***** Provided information

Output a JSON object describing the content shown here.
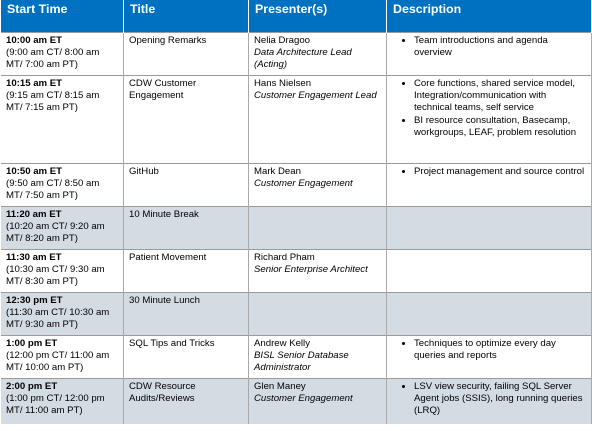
{
  "columns": [
    "Start Time",
    "Title",
    "Presenter(s)",
    "Description"
  ],
  "rows": [
    {
      "time": "10:00 am ET",
      "time_detail": "(9:00 am CT/ 8:00 am MT/ 7:00 am PT)",
      "title": "Opening Remarks",
      "presenter": "Nelia Dragoo",
      "role": "Data Architecture Lead (Acting)",
      "description": [
        "Team introductions and agenda overview"
      ]
    },
    {
      "time": "10:15 am ET",
      "time_detail": "(9:15 am CT/ 8:15 am MT/ 7:15 am PT)",
      "title": "CDW Customer Engagement",
      "presenter": "Hans Nielsen",
      "role": "Customer Engagement Lead",
      "description": [
        "Core functions, shared service model, Integration/communication with technical teams, self service",
        "BI resource consultation, Basecamp, workgroups, LEAF, problem resolution"
      ]
    },
    {
      "time": "10:50 am ET",
      "time_detail": "(9:50 am CT/ 8:50 am MT/ 7:50 am PT)",
      "title": "GitHub",
      "presenter": "Mark Dean",
      "role": "Customer Engagement",
      "description": [
        "Project management and source control"
      ]
    },
    {
      "time": "11:20 am ET",
      "time_detail": "(10:20 am CT/ 9:20 am MT/ 8:20 am PT)",
      "title": "10 Minute Break",
      "presenter": "",
      "role": "",
      "description": []
    },
    {
      "time": "11:30 am ET",
      "time_detail": "(10:30 am CT/ 9:30 am MT/ 8:30 am PT)",
      "title": "Patient Movement",
      "presenter": "Richard Pham",
      "role": "Senior Enterprise Architect",
      "description": []
    },
    {
      "time": "12:30 pm ET",
      "time_detail": "(11:30 am CT/ 10:30 am MT/ 9:30 am PT)",
      "title": "30 Minute Lunch",
      "presenter": "",
      "role": "",
      "description": []
    },
    {
      "time": "1:00 pm ET",
      "time_detail": "(12:00 pm CT/ 11:00 am MT/ 10:00 am PT)",
      "title": "SQL Tips and Tricks",
      "presenter": "Andrew Kelly",
      "role": "BISL Senior Database Administrator",
      "description": [
        "Techniques to optimize every day queries and reports"
      ]
    },
    {
      "time": "2:00 pm ET",
      "time_detail": "(1:00 pm CT/ 12:00 pm MT/ 11:00 am PT)",
      "title": "CDW Resource Audits/Reviews",
      "presenter": "Glen Maney",
      "role": "Customer Engagement",
      "description": [
        "LSV view security, failing SQL Server Agent jobs (SSIS), long running queries (LRQ)"
      ]
    }
  ],
  "colors": {
    "header_bg": "#0070c0",
    "header_text": "#ffffff",
    "grey_row": "#d3dbe3"
  }
}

**********

**Work to be completed**. Every line of the data above should be quoted exactly. Omit the pictures.

**Solution for this problem**.
Output a JSON object describing the content shown here.
{
  "columns": [
    "Start Time",
    "Title",
    "Presenter(s)",
    "Description"
  ],
  "rows": [
    {
      "time": "10:00 am ET",
      "time_detail": "(9:00 am CT/ 8:00 am MT/ 7:00 am PT)",
      "title": "Opening Remarks",
      "presenter": "Nelia Dragoo",
      "role": "Data Architecture Lead (Acting)",
      "description": [
        "Team introductions and agenda overview"
      ]
    },
    {
      "time": "10:15 am ET",
      "time_detail": "(9:15 am CT/ 8:15 am MT/ 7:15 am PT)",
      "title": "CDW Customer Engagement",
      "presenter": "Hans Nielsen",
      "role": "Customer Engagement Lead",
      "description": [
        "Core functions, shared service model, Integration/communication with technical teams, self service",
        "BI resource consultation, Basecamp, workgroups, LEAF, problem resolution"
      ]
    },
    {
      "time": "10:50 am ET",
      "time_detail": "(9:50 am CT/ 8:50 am MT/ 7:50 am PT)",
      "title": "GitHub",
      "presenter": "Mark Dean",
      "role": "Customer Engagement",
      "description": [
        "Project management and source control"
      ]
    },
    {
      "time": "11:20 am ET",
      "time_detail": "(10:20 am CT/ 9:20 am MT/ 8:20 am PT)",
      "title": "10 Minute Break",
      "presenter": "",
      "role": "",
      "description": []
    },
    {
      "time": "11:30 am ET",
      "time_detail": "(10:30 am CT/ 9:30 am MT/ 8:30 am PT)",
      "title": "Patient Movement",
      "presenter": "Richard Pham",
      "role": "Senior Enterprise Architect",
      "description": []
    },
    {
      "time": "12:30 pm ET",
      "time_detail": "(11:30 am CT/ 10:30 am MT/ 9:30 am PT)",
      "title": "30 Minute Lunch",
      "presenter": "",
      "role": "",
      "description": []
    },
    {
      "time": "1:00 pm ET",
      "time_detail": "(12:00 pm CT/ 11:00 am MT/ 10:00 am PT)",
      "title": "SQL Tips and Tricks",
      "presenter": "Andrew Kelly",
      "role": "BISL Senior Database Administrator",
      "description": [
        "Techniques to optimize every day queries and reports"
      ]
    },
    {
      "time": "2:00 pm ET",
      "time_detail": "(1:00 pm CT/ 12:00 pm MT/ 11:00 am PT)",
      "title": "CDW Resource Audits/Reviews",
      "presenter": "Glen Maney",
      "role": "Customer Engagement",
      "description": [
        "LSV view security, failing SQL Server Agent jobs (SSIS), long running queries (LRQ)"
      ]
    }
  ],
  "colors": {
    "header_bg": "#0070c0",
    "header_text": "#ffffff",
    "grey_row": "#d3dbe3"
  }
}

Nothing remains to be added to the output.